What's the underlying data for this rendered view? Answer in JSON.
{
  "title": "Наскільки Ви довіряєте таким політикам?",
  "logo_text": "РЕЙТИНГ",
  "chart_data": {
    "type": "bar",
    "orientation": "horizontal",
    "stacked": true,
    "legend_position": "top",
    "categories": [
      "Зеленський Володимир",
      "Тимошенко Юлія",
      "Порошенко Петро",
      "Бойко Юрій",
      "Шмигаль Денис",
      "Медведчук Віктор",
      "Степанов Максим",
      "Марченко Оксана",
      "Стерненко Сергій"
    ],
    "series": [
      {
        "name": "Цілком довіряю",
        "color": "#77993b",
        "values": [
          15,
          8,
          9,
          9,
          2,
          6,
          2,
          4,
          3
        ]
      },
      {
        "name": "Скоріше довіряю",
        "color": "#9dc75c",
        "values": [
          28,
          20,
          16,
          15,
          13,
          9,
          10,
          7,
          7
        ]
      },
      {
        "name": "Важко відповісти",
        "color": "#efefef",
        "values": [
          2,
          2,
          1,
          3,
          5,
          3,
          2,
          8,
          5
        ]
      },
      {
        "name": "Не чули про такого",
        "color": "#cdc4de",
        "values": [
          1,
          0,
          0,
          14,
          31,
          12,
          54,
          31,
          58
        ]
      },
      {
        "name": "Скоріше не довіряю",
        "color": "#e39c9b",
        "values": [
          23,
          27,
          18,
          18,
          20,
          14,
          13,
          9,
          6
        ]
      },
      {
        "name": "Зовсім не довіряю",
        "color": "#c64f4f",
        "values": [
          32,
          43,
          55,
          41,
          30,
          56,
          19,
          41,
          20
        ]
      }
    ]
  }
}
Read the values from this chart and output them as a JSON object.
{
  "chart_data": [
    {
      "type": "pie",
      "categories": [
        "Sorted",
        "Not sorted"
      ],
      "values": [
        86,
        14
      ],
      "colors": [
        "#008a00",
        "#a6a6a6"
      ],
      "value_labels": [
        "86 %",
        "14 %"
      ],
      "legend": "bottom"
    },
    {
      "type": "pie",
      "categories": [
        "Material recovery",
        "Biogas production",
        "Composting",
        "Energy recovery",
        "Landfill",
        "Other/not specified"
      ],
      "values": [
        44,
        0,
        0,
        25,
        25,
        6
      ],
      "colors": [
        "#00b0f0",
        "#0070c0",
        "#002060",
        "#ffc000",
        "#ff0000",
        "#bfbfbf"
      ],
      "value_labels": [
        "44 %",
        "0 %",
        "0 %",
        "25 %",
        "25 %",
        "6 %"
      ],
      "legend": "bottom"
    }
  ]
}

****

— STATED TASK —
Count the lines of the listing above that include the word "Скоріше" and state the total with nothing else.

— EXERCISE RESULT —
2